____ Texte fourni
C’est un fait cependant qu’Ursula von der Leyen a su incarner le "sursaut européen" que pourrait avoir provoqué la crise du coronavirus. Devant l’obstacle, elle est apparue consciente des erreurs de l’UE, puis déterminée à tracer avec le plan de relance un nouveau chemin pour l’Europe. Sa personnalité va-t-elle s’affirmer ? La question n’est pas sans importance à un moment où la Commission – après il faut bien le dire des années d’éclipse – retrouve un rôle stratégique dans l’aventure européenne. D’où l’intérêt de ce portrait politique fouillé de la présidente de la Commission à l’épreuve du Covid-19 que dresse pour nous le responsable de notre programme Europe, Alexandre Robinet-Borgomano.
Michel Duclos, conseiller spécial géopolitique, rédacteur en chef de cette série de l'été
"Pendant un temps, nous avons regardé au bord de l’abîme…". Interrogée par l’Agence de presse allemande le 28 mars 2020, la présidente de la Commission européenne, Ursula von der Leyen, a reconnu combien l’épidémie du coronavirus avait placé l’Union européenne dans une situation dramatique. Alors que l’Europe devenait l’épicentre de la pandémie, la fermeture des frontières nationales et les stratégies non coordonnées des États européens pour contenir la propagation du virus ont confiné les institutions européennes au rang d’observateur impuissant.
________
____ Données enregistrées
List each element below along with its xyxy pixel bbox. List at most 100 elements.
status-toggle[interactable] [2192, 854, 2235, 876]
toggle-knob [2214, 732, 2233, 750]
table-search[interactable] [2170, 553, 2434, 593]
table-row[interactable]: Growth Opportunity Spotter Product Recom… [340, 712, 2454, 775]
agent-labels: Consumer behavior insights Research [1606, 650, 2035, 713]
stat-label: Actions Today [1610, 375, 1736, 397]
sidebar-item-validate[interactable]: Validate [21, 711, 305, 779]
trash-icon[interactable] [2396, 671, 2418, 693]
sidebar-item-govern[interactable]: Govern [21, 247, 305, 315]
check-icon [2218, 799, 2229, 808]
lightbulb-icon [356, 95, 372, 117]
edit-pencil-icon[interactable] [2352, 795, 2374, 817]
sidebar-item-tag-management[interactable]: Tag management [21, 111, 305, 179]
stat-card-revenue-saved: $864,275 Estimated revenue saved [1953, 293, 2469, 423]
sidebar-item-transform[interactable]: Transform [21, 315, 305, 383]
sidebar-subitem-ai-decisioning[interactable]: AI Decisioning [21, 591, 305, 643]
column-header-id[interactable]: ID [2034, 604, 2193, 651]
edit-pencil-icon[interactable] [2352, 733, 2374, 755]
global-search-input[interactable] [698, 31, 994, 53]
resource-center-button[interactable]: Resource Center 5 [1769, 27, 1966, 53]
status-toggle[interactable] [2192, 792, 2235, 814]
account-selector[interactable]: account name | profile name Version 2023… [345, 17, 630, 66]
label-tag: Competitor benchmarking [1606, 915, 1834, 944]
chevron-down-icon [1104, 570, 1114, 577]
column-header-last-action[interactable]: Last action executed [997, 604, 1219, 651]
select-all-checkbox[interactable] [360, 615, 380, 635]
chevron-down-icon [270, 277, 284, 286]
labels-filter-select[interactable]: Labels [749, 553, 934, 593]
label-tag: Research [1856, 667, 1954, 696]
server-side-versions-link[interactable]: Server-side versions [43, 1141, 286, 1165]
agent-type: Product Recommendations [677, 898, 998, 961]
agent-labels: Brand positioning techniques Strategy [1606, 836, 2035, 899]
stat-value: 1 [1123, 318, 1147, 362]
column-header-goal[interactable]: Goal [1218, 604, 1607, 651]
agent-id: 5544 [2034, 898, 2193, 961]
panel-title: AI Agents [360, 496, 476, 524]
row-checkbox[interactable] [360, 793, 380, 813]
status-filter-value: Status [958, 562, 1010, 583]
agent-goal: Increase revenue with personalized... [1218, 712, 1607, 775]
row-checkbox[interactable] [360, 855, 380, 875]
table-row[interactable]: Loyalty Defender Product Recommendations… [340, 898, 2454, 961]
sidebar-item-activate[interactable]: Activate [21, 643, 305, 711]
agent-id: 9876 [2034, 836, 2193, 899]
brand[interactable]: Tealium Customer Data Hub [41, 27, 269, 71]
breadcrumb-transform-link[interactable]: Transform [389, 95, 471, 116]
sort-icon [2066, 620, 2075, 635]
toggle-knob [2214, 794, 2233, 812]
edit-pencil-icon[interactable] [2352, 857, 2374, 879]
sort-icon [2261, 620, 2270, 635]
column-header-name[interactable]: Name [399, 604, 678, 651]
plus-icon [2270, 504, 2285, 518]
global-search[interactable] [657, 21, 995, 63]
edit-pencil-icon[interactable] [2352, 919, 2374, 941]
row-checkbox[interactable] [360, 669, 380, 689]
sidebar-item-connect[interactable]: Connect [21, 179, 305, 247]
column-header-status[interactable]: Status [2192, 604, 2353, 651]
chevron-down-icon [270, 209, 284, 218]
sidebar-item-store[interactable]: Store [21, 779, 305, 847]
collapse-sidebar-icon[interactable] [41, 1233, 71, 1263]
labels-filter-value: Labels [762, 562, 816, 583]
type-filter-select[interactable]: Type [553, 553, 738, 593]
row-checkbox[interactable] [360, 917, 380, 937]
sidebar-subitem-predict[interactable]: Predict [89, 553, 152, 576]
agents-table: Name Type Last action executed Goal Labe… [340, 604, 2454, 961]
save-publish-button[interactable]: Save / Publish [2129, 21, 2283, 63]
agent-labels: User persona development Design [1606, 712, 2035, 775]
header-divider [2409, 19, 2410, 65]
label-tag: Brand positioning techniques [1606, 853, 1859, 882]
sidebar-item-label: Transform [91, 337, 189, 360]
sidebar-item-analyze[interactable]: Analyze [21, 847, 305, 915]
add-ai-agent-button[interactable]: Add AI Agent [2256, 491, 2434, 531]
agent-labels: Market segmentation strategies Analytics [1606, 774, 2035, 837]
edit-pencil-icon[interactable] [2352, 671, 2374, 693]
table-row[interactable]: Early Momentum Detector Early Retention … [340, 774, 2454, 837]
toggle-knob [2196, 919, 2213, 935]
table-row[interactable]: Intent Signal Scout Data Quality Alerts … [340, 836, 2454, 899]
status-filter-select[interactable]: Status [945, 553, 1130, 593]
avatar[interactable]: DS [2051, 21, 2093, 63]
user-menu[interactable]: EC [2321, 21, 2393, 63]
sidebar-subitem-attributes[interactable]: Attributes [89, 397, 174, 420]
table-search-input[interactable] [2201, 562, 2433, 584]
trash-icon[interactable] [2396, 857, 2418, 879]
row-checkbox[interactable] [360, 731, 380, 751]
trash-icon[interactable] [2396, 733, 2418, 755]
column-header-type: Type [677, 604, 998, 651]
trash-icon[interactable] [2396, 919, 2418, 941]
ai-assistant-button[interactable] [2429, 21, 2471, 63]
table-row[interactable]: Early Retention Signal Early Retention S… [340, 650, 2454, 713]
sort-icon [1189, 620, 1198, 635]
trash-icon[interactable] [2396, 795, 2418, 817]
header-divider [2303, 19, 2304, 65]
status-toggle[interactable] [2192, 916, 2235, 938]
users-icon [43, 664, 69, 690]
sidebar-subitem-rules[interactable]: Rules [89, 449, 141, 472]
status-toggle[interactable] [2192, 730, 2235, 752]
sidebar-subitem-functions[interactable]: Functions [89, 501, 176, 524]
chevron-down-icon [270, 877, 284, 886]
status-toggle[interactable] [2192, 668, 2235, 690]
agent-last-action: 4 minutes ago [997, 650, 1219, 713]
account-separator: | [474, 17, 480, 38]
________
- **Consigne**
Reproduisez fidèlement le passage du texte sur Ursula von der Leyen qui commence à "Michel Duclos, conseiller" et se termine à "rang d’observateur impuissant.".

- **Corrigé**
Michel Duclos, conseiller spécial géopolitique, rédacteur en chef de cette série de l'été
"Pendant un temps, nous avons regardé au bord de l’abîme…". Interrogée par l’Agence de presse allemande le 28 mars 2020, la présidente de la Commission européenne, Ursula von der Leyen, a reconnu combien l’épidémie du coronavirus avait placé l’Union européenne dans une situation dramatique. Alors que l’Europe devenait l’épicentre de la pandémie, la fermeture des frontières nationales et les stratégies non coordonnées des États européens pour contenir la propagation du virus ont confiné les institutions européennes au rang d’observateur impuissant.